To do:
Report how many lines of the records below include the word "about". Give nothing but the number.

──────

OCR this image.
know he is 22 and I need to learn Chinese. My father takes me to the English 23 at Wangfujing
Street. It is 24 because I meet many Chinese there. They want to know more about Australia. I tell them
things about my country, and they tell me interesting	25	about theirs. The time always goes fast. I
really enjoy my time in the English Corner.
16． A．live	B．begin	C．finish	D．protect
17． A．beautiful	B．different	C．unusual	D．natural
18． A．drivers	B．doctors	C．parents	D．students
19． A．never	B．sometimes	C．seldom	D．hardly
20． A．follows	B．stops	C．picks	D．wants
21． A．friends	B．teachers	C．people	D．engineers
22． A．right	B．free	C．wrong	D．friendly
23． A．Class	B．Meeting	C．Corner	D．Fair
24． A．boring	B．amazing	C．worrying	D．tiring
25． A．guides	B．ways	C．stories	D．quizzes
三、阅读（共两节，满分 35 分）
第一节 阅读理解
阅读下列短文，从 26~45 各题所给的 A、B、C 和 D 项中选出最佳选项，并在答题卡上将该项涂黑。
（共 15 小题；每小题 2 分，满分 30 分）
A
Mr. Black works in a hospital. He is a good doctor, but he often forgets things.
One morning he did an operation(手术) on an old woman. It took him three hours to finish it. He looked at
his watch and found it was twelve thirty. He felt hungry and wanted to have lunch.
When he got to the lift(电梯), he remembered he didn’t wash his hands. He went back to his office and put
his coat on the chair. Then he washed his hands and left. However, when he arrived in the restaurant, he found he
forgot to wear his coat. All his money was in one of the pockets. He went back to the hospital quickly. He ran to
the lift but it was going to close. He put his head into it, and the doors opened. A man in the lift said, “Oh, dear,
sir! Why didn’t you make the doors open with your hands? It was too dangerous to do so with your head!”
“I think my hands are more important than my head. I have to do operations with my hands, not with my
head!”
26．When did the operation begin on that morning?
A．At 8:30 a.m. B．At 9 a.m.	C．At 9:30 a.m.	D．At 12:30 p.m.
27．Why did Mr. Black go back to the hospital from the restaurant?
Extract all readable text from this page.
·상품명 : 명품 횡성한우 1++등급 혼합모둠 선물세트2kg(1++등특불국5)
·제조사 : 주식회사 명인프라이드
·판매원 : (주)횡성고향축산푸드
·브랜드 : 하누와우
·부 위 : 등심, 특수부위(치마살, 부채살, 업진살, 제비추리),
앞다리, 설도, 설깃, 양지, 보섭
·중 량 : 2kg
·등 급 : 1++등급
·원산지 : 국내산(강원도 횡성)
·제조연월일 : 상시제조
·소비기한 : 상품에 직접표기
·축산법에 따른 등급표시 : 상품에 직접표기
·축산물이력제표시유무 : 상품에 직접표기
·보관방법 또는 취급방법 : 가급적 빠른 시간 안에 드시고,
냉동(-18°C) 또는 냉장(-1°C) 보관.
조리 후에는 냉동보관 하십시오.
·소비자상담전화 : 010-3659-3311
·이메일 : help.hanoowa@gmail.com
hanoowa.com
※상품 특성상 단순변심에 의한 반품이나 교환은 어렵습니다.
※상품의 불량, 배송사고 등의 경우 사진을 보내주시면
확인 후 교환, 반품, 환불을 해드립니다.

──────

Result of this task:
2